Your reply should be one number: the count of lines holding the word "Backups".
"""
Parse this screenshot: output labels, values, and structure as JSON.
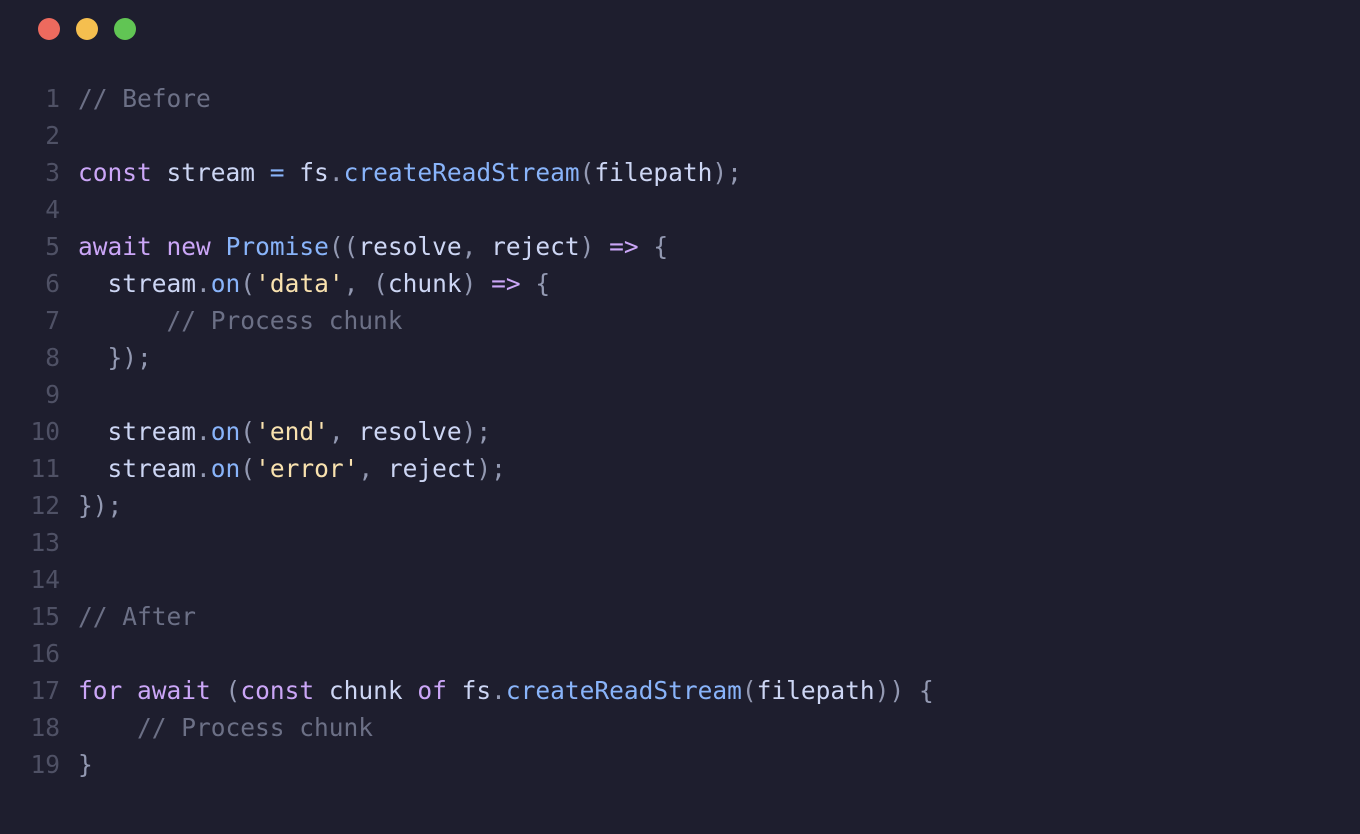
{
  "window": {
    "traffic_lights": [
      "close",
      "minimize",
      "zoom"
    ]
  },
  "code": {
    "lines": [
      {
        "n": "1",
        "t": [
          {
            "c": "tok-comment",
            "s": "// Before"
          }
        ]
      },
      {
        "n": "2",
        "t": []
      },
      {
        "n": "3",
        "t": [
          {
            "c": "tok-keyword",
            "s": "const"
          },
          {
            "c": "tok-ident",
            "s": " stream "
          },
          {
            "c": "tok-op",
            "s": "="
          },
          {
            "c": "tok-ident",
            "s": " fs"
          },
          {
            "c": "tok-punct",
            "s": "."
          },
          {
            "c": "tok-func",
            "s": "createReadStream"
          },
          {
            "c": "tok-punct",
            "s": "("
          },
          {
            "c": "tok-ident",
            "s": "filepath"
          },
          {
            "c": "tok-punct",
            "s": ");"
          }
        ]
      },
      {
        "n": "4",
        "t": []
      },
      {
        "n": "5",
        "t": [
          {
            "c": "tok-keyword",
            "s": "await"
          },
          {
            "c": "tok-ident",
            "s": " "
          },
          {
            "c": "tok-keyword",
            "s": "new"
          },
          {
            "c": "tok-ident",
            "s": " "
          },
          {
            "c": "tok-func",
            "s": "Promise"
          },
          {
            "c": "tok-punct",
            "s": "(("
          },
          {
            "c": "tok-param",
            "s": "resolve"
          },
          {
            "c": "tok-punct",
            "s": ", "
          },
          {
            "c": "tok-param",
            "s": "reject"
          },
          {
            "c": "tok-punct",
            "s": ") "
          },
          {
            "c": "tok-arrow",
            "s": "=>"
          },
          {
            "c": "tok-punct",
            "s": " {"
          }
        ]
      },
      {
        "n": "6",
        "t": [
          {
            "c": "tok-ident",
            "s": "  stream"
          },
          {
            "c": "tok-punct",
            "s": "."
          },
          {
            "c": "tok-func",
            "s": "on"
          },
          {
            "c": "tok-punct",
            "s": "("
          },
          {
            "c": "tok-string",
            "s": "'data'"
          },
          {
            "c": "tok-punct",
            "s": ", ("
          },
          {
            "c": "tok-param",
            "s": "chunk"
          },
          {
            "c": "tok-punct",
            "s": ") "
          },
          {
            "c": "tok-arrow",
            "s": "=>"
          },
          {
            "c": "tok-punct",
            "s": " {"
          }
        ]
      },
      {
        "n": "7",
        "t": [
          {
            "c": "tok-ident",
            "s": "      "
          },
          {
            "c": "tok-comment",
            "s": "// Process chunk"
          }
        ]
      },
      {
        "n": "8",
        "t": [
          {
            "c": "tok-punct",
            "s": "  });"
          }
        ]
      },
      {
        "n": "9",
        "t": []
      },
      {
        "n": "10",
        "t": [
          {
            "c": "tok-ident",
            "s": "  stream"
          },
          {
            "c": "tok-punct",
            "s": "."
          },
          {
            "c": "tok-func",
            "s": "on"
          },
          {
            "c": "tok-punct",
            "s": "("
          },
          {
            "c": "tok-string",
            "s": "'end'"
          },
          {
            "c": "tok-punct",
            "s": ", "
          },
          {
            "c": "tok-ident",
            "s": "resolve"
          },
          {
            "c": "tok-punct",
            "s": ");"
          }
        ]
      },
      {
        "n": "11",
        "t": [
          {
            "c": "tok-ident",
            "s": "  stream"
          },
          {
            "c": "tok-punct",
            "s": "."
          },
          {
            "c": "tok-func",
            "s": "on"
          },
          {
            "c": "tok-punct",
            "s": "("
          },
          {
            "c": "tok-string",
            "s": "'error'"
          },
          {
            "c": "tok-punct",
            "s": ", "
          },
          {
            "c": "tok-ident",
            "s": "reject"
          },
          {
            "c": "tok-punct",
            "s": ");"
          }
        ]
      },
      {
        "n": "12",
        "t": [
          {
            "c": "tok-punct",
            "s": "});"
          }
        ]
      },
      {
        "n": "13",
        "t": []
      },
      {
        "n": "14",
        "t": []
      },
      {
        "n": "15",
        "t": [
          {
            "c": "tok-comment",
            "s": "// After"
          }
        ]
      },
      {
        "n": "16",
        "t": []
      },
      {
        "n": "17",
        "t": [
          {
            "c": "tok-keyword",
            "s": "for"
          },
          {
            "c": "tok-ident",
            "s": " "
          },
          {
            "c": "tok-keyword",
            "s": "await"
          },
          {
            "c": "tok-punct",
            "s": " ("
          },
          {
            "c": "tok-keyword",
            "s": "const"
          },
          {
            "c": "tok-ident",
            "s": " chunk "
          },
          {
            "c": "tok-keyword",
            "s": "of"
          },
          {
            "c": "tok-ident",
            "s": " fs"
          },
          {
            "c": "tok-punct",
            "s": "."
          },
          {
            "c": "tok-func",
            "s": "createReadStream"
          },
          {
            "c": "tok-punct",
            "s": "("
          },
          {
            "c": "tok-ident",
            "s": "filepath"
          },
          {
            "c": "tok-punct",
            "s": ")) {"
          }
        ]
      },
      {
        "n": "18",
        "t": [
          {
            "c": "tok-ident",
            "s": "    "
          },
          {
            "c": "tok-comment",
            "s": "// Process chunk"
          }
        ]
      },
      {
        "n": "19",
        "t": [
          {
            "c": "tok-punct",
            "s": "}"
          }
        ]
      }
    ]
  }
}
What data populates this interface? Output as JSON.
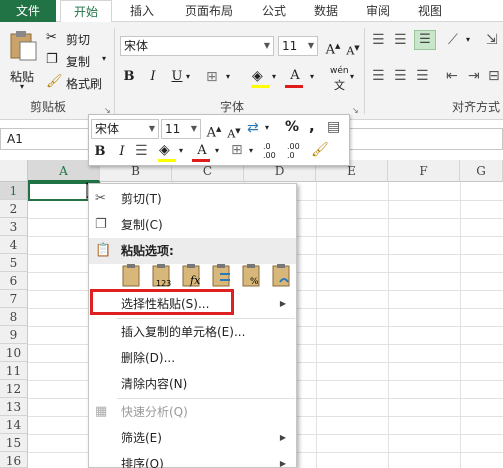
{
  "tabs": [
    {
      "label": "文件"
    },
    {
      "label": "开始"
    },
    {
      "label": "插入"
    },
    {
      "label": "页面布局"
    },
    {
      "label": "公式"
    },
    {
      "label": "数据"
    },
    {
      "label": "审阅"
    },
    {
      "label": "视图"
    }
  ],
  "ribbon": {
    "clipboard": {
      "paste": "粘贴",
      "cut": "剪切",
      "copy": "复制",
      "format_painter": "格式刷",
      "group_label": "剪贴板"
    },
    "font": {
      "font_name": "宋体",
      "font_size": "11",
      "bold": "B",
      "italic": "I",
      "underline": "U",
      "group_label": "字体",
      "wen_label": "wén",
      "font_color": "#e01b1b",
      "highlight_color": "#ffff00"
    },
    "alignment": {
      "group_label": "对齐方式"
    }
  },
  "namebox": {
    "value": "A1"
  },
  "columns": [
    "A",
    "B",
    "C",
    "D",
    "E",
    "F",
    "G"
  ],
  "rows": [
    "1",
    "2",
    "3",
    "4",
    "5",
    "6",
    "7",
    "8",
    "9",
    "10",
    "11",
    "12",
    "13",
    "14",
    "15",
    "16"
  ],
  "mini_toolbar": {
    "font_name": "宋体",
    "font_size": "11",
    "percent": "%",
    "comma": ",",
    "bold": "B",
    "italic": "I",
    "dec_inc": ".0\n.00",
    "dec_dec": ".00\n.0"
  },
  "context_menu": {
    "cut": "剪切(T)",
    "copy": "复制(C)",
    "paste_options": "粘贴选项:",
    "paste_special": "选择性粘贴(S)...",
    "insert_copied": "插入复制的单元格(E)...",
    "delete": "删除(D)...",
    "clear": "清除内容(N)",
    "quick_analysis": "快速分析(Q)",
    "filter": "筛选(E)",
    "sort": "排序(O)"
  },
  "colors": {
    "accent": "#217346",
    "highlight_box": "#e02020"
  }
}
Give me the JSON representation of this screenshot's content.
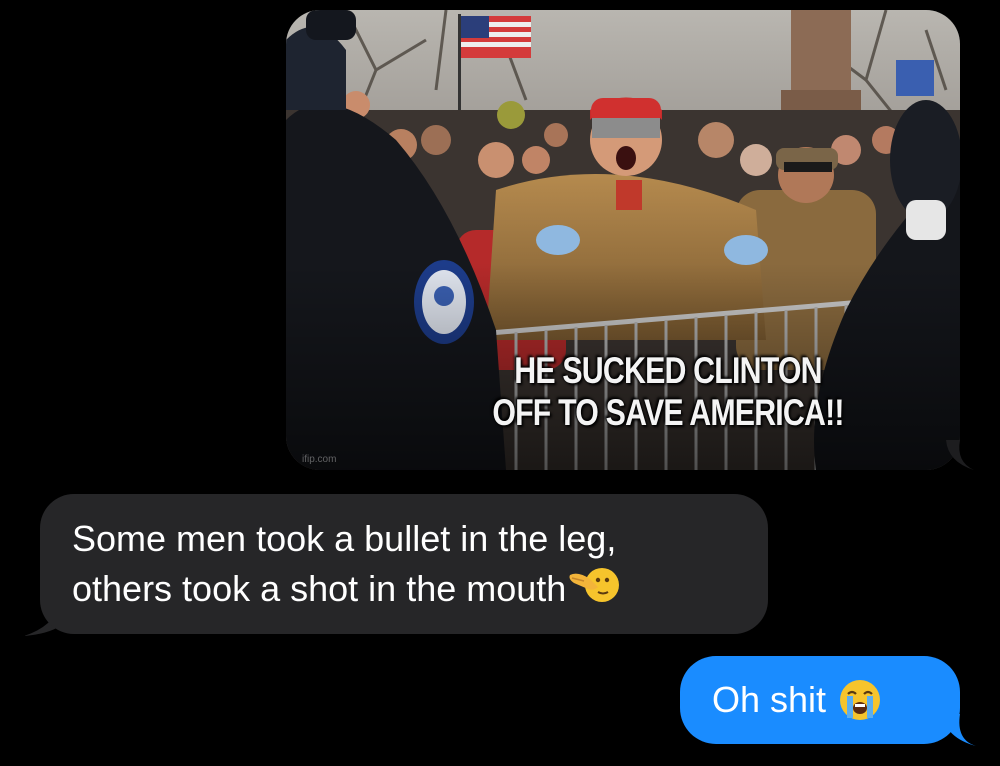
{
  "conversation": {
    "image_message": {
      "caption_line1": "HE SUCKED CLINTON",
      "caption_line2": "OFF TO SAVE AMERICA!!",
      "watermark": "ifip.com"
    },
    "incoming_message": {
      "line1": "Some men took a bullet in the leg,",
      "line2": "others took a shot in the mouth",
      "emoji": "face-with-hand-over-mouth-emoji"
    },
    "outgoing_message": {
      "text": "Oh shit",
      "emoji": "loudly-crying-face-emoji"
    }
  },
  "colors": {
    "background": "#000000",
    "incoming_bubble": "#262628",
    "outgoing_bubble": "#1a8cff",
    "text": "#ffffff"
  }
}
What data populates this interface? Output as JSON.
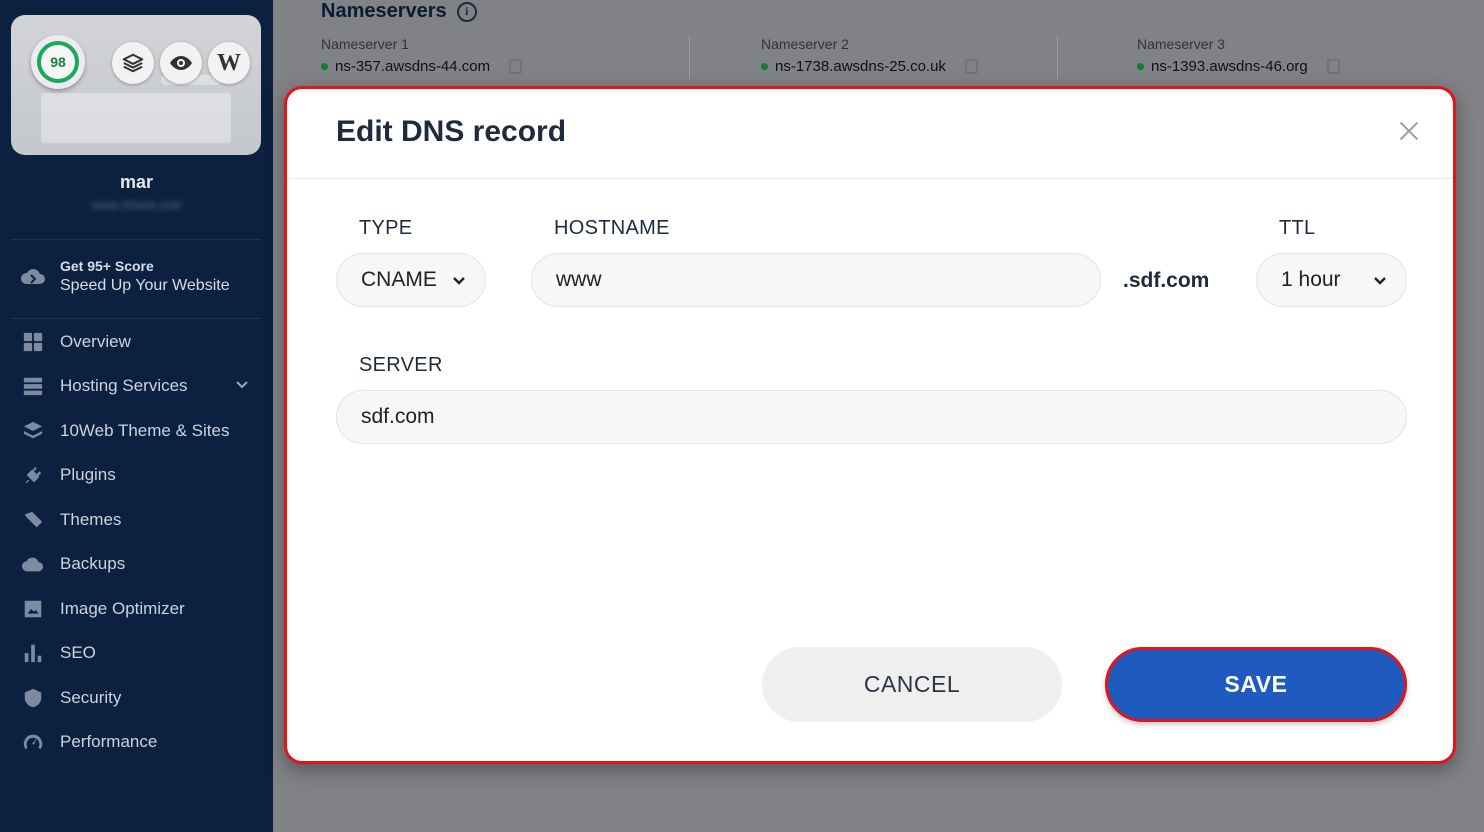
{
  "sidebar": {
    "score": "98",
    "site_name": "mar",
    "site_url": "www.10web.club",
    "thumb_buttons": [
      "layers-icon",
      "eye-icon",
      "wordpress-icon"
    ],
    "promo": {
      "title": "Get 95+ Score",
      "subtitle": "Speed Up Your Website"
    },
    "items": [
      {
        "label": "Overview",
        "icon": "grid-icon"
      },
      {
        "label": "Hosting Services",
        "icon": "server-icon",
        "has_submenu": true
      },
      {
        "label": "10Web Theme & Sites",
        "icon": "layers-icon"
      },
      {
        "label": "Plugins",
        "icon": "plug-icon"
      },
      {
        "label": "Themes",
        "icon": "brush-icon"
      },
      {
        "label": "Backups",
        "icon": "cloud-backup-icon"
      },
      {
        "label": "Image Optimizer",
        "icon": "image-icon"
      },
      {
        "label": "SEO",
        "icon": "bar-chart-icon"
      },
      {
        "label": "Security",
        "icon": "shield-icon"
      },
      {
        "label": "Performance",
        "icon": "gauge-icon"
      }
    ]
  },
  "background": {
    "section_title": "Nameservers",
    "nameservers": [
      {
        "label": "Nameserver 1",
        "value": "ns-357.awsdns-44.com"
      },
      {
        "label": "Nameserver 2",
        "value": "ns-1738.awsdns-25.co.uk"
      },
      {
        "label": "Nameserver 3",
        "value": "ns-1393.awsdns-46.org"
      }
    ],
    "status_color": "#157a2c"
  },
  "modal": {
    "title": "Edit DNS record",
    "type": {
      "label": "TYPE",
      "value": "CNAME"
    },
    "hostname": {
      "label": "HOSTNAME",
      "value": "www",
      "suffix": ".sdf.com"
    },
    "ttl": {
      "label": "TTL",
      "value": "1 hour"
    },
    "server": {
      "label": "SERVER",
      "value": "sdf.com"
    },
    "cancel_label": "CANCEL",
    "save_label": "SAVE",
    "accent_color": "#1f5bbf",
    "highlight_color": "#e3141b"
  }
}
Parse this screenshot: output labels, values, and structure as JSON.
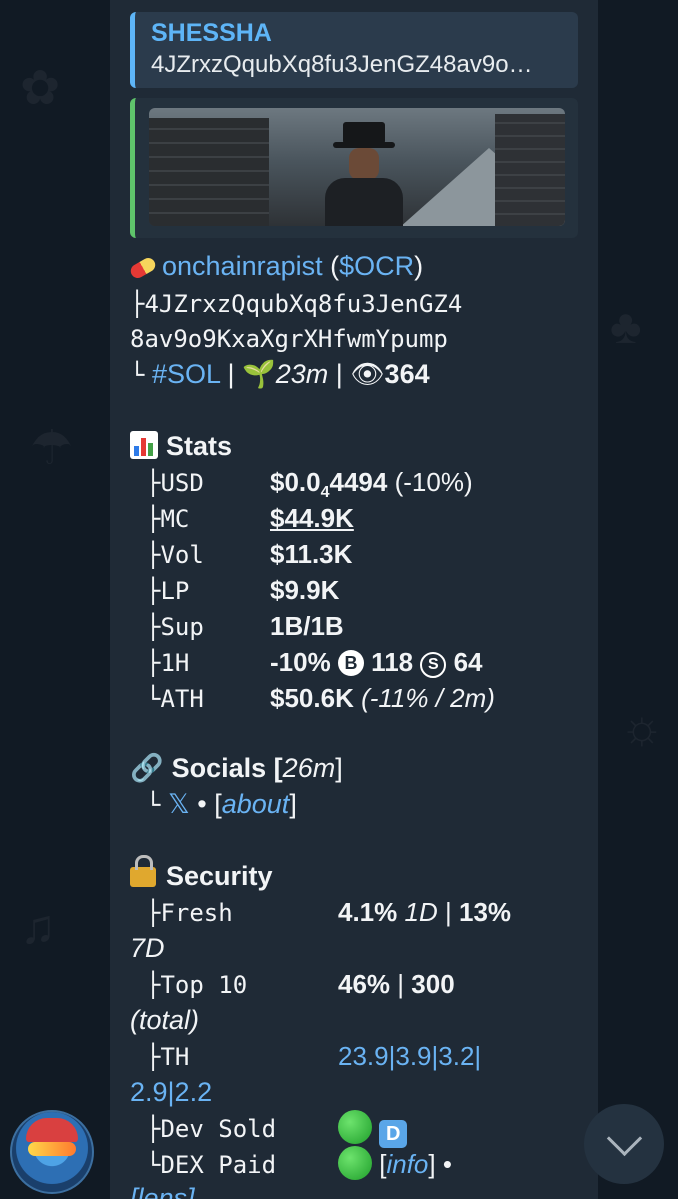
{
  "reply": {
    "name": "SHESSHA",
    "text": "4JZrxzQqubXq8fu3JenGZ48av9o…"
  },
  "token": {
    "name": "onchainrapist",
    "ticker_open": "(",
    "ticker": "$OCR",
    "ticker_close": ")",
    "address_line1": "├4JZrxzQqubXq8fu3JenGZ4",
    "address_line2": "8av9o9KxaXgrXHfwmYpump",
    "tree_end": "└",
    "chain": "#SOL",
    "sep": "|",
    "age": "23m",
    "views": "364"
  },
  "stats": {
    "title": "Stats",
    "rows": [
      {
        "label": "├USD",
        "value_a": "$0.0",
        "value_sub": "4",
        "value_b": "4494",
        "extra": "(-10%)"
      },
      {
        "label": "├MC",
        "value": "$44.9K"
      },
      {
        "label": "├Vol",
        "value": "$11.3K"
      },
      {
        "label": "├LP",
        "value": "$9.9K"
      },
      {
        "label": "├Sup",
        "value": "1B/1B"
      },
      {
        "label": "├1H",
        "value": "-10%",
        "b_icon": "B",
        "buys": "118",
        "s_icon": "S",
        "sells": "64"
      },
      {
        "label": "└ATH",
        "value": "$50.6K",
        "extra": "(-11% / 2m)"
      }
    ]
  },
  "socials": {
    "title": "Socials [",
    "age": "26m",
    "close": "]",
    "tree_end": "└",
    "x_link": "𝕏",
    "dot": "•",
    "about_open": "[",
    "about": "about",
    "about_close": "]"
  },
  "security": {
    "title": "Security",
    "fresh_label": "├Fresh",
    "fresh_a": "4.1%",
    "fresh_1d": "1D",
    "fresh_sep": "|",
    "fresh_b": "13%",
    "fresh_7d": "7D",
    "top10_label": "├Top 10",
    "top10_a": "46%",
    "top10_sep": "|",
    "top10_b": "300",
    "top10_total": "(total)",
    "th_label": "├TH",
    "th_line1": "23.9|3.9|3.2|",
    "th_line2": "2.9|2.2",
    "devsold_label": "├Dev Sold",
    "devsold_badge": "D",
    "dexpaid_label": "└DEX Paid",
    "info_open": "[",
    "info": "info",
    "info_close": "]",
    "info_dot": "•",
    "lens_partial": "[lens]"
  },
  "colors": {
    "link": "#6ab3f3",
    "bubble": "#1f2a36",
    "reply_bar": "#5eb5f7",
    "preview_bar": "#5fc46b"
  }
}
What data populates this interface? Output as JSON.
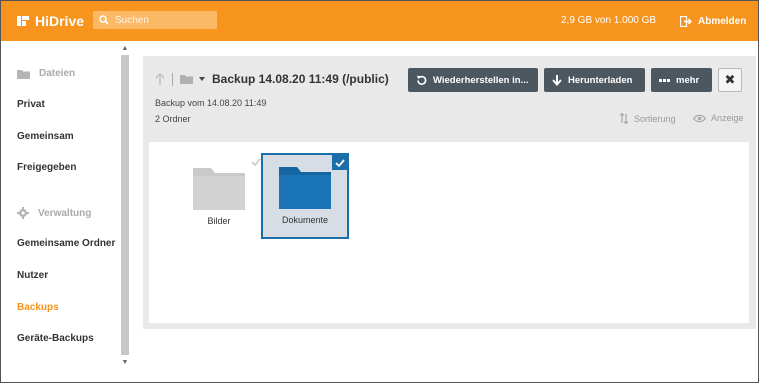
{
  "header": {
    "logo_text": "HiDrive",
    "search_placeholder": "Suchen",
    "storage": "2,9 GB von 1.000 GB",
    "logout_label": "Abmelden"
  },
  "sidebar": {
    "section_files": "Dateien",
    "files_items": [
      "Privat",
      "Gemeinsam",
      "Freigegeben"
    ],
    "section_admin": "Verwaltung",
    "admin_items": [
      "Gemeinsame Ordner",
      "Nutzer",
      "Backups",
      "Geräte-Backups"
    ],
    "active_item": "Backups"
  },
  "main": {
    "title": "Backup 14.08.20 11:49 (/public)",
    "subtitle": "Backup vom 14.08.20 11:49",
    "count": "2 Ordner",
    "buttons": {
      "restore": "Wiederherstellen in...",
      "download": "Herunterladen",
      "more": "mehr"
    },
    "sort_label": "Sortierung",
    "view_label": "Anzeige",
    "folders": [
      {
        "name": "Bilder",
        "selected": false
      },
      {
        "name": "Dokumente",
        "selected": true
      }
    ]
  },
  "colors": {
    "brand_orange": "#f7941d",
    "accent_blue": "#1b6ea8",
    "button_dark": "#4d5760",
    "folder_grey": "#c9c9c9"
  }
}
"""
■ Solution below ■
4